# GEZEIGTER TEXT
Sicherlich ist es naheliegend, den Erfolg spezifischer Filme in ihrer Zeit in der politisch-wirtschaftlich-gesellschaftlichen Gesamtsituation zu sehen. In der Ära der Großen Depression ab 1929 sowie in den frühen 1930er Jahren reussierte der fantastische Film als Genre erstmalig bei einem Massenpublikum. Besonders Universal produzierte Klassiker wie DRACULA (USA 1931), FRANKENSTEIN (USA 1931), MURDERS IN THE RUE MORGUE (USA 1932) und MYSTERY OF THE WAX MUSEUM (USA 1933). Filme, die geschickt die gesellschaftliche Unsicherheit und Zukunftsangst kanalisierten. Ähnlich war es mit dem Erfolg des Gangsterfilms ab 1933 oder den optimistischen New-Deal-Filmen (ab 1936). Hollywoods "Schwarze Serie" ist ohne den Hintergrund des Zweiten Weltkriegs, wie auch der bundesdeutsche Heimatfilm vor dem Hintergrund der Nachkriegszeit in einem geteilten Deutschand, nicht verständlich und denkbar. Der aktuelle Fantasy-Film bietet einen solch einfachen historischen Bezug jedoch kaum an. Das Besondere an diesem Boom ist, dass er nichts Besonderes hat, die Erfolgsformel ist die des Blockbusters, also beliebig. Was auffällt: Die Filme sind zutieftst unpolitisch, worin sie am ehesten Produktionen aus dem Hause Disney gleichen. Ich erwarte keine politische Botschaft im Sinne von "Respektiert Minderheiten und Andersdenkende". Denn wie sagte schon Harry Warner: "Wenn ich Botschaften verschicken will, gehe ich zu Western Union". Aber z.B. THE LORD OF THE RINGS kommt mit der Attitüde einer mythischen Heilsbotschaft daher, die er geschickt projiziert. Doch der Film hat keine andere Botschaft als: "Kauf Mich!". Dieser Abgrund zwischen Selbstprojektion und Realität ist verurteilenswert. Das Publikum bemerkt ihn nicht, will ihn nicht bemerken: Seine Realitätsflucht ist analog der unreflektierten Haltung des Films zur Wirklichkeit.

# DATENZEILEN
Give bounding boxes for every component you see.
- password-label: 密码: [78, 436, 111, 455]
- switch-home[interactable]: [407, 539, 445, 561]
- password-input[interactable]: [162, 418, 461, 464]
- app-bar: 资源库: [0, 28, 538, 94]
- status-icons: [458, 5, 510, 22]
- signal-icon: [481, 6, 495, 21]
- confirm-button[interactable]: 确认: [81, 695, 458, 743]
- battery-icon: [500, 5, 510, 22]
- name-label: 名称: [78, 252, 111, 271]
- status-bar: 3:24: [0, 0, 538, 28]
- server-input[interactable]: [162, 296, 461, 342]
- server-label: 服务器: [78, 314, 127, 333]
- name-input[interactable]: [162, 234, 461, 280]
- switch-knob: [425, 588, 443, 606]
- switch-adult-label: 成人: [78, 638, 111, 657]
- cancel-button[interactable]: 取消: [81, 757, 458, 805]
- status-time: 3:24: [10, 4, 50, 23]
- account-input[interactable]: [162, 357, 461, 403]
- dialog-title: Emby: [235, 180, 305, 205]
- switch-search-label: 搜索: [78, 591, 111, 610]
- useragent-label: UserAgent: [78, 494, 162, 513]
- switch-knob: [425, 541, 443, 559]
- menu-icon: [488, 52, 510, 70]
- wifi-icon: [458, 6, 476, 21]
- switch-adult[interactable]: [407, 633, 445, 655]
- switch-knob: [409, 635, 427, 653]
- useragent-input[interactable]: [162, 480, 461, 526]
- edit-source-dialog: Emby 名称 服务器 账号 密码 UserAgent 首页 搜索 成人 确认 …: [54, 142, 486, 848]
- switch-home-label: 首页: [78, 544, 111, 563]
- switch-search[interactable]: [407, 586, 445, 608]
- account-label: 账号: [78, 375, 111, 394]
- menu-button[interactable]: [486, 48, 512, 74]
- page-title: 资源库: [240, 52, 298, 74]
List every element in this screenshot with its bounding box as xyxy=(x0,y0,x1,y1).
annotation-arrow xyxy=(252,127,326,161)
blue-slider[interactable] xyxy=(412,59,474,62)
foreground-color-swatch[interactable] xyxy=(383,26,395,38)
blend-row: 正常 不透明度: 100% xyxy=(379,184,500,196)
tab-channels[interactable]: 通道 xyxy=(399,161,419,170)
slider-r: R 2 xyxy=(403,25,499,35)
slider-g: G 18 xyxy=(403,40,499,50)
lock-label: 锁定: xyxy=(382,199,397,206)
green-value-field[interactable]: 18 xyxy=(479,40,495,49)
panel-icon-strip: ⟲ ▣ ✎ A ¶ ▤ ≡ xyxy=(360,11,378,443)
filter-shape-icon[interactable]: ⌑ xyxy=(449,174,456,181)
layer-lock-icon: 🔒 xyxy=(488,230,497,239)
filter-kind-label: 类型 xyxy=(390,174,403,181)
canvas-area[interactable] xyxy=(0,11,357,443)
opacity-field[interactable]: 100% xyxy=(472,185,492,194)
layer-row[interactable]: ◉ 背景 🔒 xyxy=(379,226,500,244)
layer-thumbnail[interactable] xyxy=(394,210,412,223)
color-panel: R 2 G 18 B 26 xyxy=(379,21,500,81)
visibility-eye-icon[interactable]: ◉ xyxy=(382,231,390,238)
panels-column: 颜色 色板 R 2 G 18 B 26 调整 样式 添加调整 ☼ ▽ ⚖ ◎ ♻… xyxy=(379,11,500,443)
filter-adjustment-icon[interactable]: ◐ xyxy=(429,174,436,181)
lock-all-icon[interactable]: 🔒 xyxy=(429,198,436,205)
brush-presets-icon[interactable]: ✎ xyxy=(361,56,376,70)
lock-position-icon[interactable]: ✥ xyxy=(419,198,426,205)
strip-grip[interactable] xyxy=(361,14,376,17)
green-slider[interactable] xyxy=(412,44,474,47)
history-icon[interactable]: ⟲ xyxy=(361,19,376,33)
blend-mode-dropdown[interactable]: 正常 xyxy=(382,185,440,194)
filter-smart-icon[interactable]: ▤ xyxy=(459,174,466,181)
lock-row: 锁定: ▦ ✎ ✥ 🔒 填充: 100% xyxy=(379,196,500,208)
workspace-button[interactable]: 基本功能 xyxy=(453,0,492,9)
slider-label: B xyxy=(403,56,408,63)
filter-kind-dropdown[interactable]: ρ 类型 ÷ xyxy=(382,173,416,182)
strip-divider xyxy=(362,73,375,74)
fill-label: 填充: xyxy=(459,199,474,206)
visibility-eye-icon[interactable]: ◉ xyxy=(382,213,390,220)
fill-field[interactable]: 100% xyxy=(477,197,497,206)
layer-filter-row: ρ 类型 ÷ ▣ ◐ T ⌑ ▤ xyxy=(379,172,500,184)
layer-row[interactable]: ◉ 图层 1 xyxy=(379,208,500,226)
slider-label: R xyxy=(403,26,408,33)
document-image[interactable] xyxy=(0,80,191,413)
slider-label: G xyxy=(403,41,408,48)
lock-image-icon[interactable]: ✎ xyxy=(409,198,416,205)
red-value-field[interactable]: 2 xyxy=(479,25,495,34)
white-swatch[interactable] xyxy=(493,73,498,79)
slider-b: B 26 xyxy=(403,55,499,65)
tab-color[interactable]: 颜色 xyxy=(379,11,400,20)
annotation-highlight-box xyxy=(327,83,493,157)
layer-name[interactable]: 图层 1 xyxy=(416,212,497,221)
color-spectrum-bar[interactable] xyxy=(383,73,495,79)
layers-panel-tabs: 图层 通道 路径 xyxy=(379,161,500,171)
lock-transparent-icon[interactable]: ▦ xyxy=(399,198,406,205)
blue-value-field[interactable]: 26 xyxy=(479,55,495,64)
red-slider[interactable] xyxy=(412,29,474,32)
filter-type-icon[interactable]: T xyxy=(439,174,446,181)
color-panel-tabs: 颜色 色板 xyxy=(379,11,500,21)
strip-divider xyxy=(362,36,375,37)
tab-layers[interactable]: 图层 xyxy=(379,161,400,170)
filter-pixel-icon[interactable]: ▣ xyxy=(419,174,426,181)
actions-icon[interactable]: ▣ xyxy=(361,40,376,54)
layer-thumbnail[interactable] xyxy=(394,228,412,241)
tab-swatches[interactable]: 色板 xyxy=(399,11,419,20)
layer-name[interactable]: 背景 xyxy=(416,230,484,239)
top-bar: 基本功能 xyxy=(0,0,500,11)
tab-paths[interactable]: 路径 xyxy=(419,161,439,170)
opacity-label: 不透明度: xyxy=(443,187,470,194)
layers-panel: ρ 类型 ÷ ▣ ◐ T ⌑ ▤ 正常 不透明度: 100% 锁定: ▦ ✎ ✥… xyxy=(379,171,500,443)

# DIE AUFGABE
Schreib den Text über den Erfolg des fantastischen Films und den heutigen Fantasy-Boom vollständig und Wort für Wort ab, ohne etwas zu ändern.

# DIE ANTWORT
Sicherlich ist es naheliegend, den Erfolg spezifischer Filme in ihrer Zeit in der politisch-wirtschaftlich-gesellschaftlichen Gesamtsituation zu sehen. In der Ära der Großen Depression ab 1929 sowie in den frühen 1930er Jahren reussierte der fantastische Film als Genre erstmalig bei einem Massenpublikum. Besonders Universal produzierte Klassiker wie DRACULA (USA 1931), FRANKENSTEIN (USA 1931), MURDERS IN THE RUE MORGUE (USA 1932) und MYSTERY OF THE WAX MUSEUM (USA 1933). Filme, die geschickt die gesellschaftliche Unsicherheit und Zukunftsangst kanalisierten. Ähnlich war es mit dem Erfolg des Gangsterfilms ab 1933 oder den optimistischen New-Deal-Filmen (ab 1936). Hollywoods "Schwarze Serie" ist ohne den Hintergrund des Zweiten Weltkriegs, wie auch der bundesdeutsche Heimatfilm vor dem Hintergrund der Nachkriegszeit in einem geteilten Deutschand, nicht verständlich und denkbar. Der aktuelle Fantasy-Film bietet einen solch einfachen historischen Bezug jedoch kaum an. Das Besondere an diesem Boom ist, dass er nichts Besonderes hat, die Erfolgsformel ist die des Blockbusters, also beliebig. Was auffällt: Die Filme sind zutieftst unpolitisch, worin sie am ehesten Produktionen aus dem Hause Disney gleichen. Ich erwarte keine politische Botschaft im Sinne von "Respektiert Minderheiten und Andersdenkende". Denn wie sagte schon Harry Warner: "Wenn ich Botschaften verschicken will, gehe ich zu Western Union". Aber z.B. THE LORD OF THE RINGS kommt mit der Attitüde einer mythischen Heilsbotschaft daher, die er geschickt projiziert. Doch der Film hat keine andere Botschaft als: "Kauf Mich!". Dieser Abgrund zwischen Selbstprojektion und Realität ist verurteilenswert. Das Publikum bemerkt ihn nicht, will ihn nicht bemerken: Seine Realitätsflucht ist analog der unreflektierten Haltung des Films zur Wirklichkeit.